Go through the entries below and pick out every line with "عقائد".

§ §

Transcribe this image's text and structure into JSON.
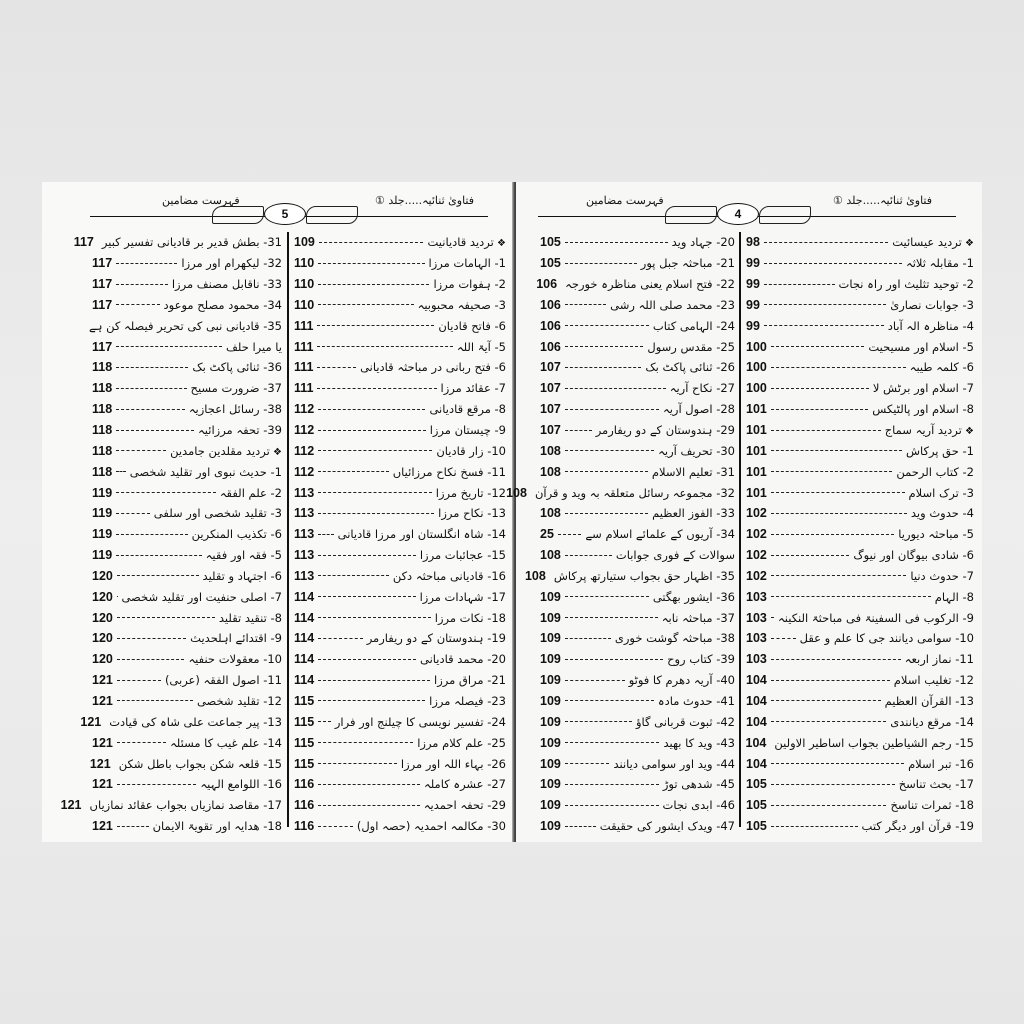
{
  "pages": [
    {
      "page_number": "5",
      "header_title": "فہرست مضامین",
      "book_title": "فتاویٰ ثنائیہ.....جلد ①",
      "right_column": [
        {
          "text": "تردید قادیانیت",
          "page": "109",
          "heading": true
        },
        {
          "text": "1- الہامات مرزا",
          "page": "110"
        },
        {
          "text": "2- ہفوات مرزا",
          "page": "110"
        },
        {
          "text": "3- صحیفہ محبوبیہ",
          "page": "110"
        },
        {
          "text": "6- فاتح قادیان",
          "page": "111"
        },
        {
          "text": "5- آیۃ اللہ",
          "page": "111"
        },
        {
          "text": "6- فتح ربانی در مباحثہ قادیانی",
          "page": "111"
        },
        {
          "text": "7- عقائد مرزا",
          "page": "111"
        },
        {
          "text": "8- مرقع قادیانی",
          "page": "112"
        },
        {
          "text": "9- چیستان مرزا",
          "page": "112"
        },
        {
          "text": "10- زار قادیان",
          "page": "112"
        },
        {
          "text": "11- فسخ نکاح مرزائیاں",
          "page": "112"
        },
        {
          "text": "12- تاریخ مرزا",
          "page": "113"
        },
        {
          "text": "13- نکاح مرزا",
          "page": "113"
        },
        {
          "text": "14- شاہ انگلستان اور مرزا قادیانی",
          "page": "113"
        },
        {
          "text": "15- عجائبات مرزا",
          "page": "113"
        },
        {
          "text": "16- قادیانی مباحثہ دکن",
          "page": "113"
        },
        {
          "text": "17- شہادات مرزا",
          "page": "114"
        },
        {
          "text": "18- نکات مرزا",
          "page": "114"
        },
        {
          "text": "19- ہندوستان کے دو ریفارمر",
          "page": "114"
        },
        {
          "text": "20- محمد قادیانی",
          "page": "114"
        },
        {
          "text": "21- مراق مرزا",
          "page": "114"
        },
        {
          "text": "23- فیصلہ مرزا",
          "page": "115"
        },
        {
          "text": "24- تفسیر نویسی کا چیلنج اور فرار",
          "page": "115"
        },
        {
          "text": "25- علم کلام مرزا",
          "page": "115"
        },
        {
          "text": "26- بہاء اللہ اور مرزا",
          "page": "115"
        },
        {
          "text": "27- عشرہ کاملہ",
          "page": "116"
        },
        {
          "text": "29- تحفہ احمدیہ",
          "page": "116"
        },
        {
          "text": "30- مکالمہ احمدیہ (حصہ اول)",
          "page": "116"
        }
      ],
      "left_column": [
        {
          "text": "31- بطش قدیر بر قادیانی تفسیر کبیر",
          "page": "117"
        },
        {
          "text": "32- لیکھرام اور مرزا",
          "page": "117"
        },
        {
          "text": "33- ناقابل مصنف مرزا",
          "page": "117"
        },
        {
          "text": "34- محمود مصلح موعود",
          "page": "117"
        },
        {
          "text": "35- قادیانی نبی کی تحریر فیصلہ کن ہے",
          "page": ""
        },
        {
          "text": "یا میرا حلف",
          "page": "117"
        },
        {
          "text": "36- ثنائی پاکٹ بک",
          "page": "118"
        },
        {
          "text": "37- ضرورت مسیح",
          "page": "118"
        },
        {
          "text": "38- رسائل اعجازیہ",
          "page": "118"
        },
        {
          "text": "39- تحفہ مرزائیہ",
          "page": "118"
        },
        {
          "text": "تردید مقلدین جامدین",
          "page": "118",
          "heading": true
        },
        {
          "text": "1- حدیث نبوی اور تقلید شخصی",
          "page": "118"
        },
        {
          "text": "2- علم الفقہ",
          "page": "119"
        },
        {
          "text": "3- تقلید شخصی اور سلفی",
          "page": "119"
        },
        {
          "text": "6- تکذیب المنکرین",
          "page": "119"
        },
        {
          "text": "5- فقہ اور فقیہ",
          "page": "119"
        },
        {
          "text": "6- اجتہاد و تقلید",
          "page": "120"
        },
        {
          "text": "7- اصلی حنفیت اور تقلید شخصی",
          "page": "120"
        },
        {
          "text": "8- تنقید تقلید",
          "page": "120"
        },
        {
          "text": "9- اقتدائے اہلحدیث",
          "page": "120"
        },
        {
          "text": "10- معقولات حنفیہ",
          "page": "120"
        },
        {
          "text": "11- اصول الفقہ (عربی)",
          "page": "121"
        },
        {
          "text": "12- تقلید شخصی",
          "page": "121"
        },
        {
          "text": "13- پیر جماعت علی شاہ کی قیادت",
          "page": "121"
        },
        {
          "text": "14- علم غیب کا مسئلہ",
          "page": "121"
        },
        {
          "text": "15- قلعہ شکن بجواب باطل شکن",
          "page": "121"
        },
        {
          "text": "16- اللوامع الہیہ",
          "page": "121"
        },
        {
          "text": "17- مقاصد نمازیاں بجواب عقائد نمازیاں",
          "page": "121"
        },
        {
          "text": "18- ھدایہ اور تقویۃ الایمان",
          "page": "121"
        }
      ]
    },
    {
      "page_number": "4",
      "header_title": "فہرست مضامین",
      "book_title": "فتاویٰ ثنائیہ.....جلد ①",
      "right_column": [
        {
          "text": "تردید عیسائیت",
          "page": "98",
          "heading": true
        },
        {
          "text": "1- مقابلہ ثلاثہ",
          "page": "99"
        },
        {
          "text": "2- توحید تثلیث اور راہ نجات",
          "page": "99"
        },
        {
          "text": "3- جوابات نصاریٰ",
          "page": "99"
        },
        {
          "text": "4- مناظرہ الہ آباد",
          "page": "99"
        },
        {
          "text": "5- اسلام اور مسیحیت",
          "page": "100"
        },
        {
          "text": "6- کلمہ طیبہ",
          "page": "100"
        },
        {
          "text": "7- اسلام اور برٹش لا",
          "page": "100"
        },
        {
          "text": "8- اسلام اور پالٹیکس",
          "page": "101"
        },
        {
          "text": "تردید آریہ سماج",
          "page": "101",
          "heading": true
        },
        {
          "text": "1- حق پرکاش",
          "page": "101"
        },
        {
          "text": "2- کتاب الرحمن",
          "page": "101"
        },
        {
          "text": "3- ترک اسلام",
          "page": "101"
        },
        {
          "text": "4- حدوث وید",
          "page": "102"
        },
        {
          "text": "5- مباحثہ دیوریا",
          "page": "102"
        },
        {
          "text": "6- شادی بیوگان اور نیوگ",
          "page": "102"
        },
        {
          "text": "7- حدوث دنیا",
          "page": "102"
        },
        {
          "text": "8- الہام",
          "page": "103"
        },
        {
          "text": "9- الرکوب فی السفینۃ فی مباحثۃ النکینہ",
          "page": "103"
        },
        {
          "text": "10- سوامی دیانند جی کا علم و عقل",
          "page": "103"
        },
        {
          "text": "11- نماز اربعہ",
          "page": "103"
        },
        {
          "text": "12- تغلیب اسلام",
          "page": "104"
        },
        {
          "text": "13- القرآن العظیم",
          "page": "104"
        },
        {
          "text": "14- مرقع دیانندی",
          "page": "104"
        },
        {
          "text": "15- رجم الشیاطین بجواب اساطیر الاولین",
          "page": "104"
        },
        {
          "text": "16- تبر اسلام",
          "page": "104"
        },
        {
          "text": "17- بحث تناسخ",
          "page": "105"
        },
        {
          "text": "18- ثمرات تناسخ",
          "page": "105"
        },
        {
          "text": "19- قرآن اور دیگر کتب",
          "page": "105"
        }
      ],
      "left_column": [
        {
          "text": "20- جہاد وید",
          "page": "105"
        },
        {
          "text": "21- مباحثہ جبل پور",
          "page": "105"
        },
        {
          "text": "22- فتح اسلام یعنی مناظرہ خورجہ",
          "page": "106"
        },
        {
          "text": "23- محمد صلی اللہ رشی",
          "page": "106"
        },
        {
          "text": "24- الہامی کتاب",
          "page": "106"
        },
        {
          "text": "25- مقدس رسول",
          "page": "106"
        },
        {
          "text": "26- ثنائی پاکٹ بک",
          "page": "107"
        },
        {
          "text": "27- نکاح آریہ",
          "page": "107"
        },
        {
          "text": "28- اصول آریہ",
          "page": "107"
        },
        {
          "text": "29- ہندوستان کے دو ریفارمر",
          "page": "107"
        },
        {
          "text": "30- تحریف آریہ",
          "page": "108"
        },
        {
          "text": "31- تعلیم الاسلام",
          "page": "108"
        },
        {
          "text": "32- مجموعہ رسائل متعلقہ بہ وید و قرآن",
          "page": "108"
        },
        {
          "text": "33- الفوز العظیم",
          "page": "108"
        },
        {
          "text": "34- آریوں کے علمائے اسلام سے",
          "page": "25"
        },
        {
          "text": "سوالات کے فوری جوابات",
          "page": "108"
        },
        {
          "text": "35- اظہار حق بجواب ستیارتھ پرکاش",
          "page": "108"
        },
        {
          "text": "36- ایشور بھگتی",
          "page": "109"
        },
        {
          "text": "37- مباحثہ نابہ",
          "page": "109"
        },
        {
          "text": "38- مباحثہ گوشت خوری",
          "page": "109"
        },
        {
          "text": "39- کتاب روح",
          "page": "109"
        },
        {
          "text": "40- آریہ دھرم کا فوٹو",
          "page": "109"
        },
        {
          "text": "41- حدوث مادہ",
          "page": "109"
        },
        {
          "text": "42- ثبوت قربانی گاؤ",
          "page": "109"
        },
        {
          "text": "43- وید کا بھید",
          "page": "109"
        },
        {
          "text": "44- وید اور سوامی دیانند",
          "page": "109"
        },
        {
          "text": "45- شدھی توڑ",
          "page": "109"
        },
        {
          "text": "46- ابدی نجات",
          "page": "109"
        },
        {
          "text": "47- ویدک ایشور کی حقیقت",
          "page": "109"
        }
      ]
    }
  ]
}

§ §

Output below:
          "text": "7- عقائد مرزا",
          "text": "17- مقاصد نمازیاں بجواب عقائد نمازیاں",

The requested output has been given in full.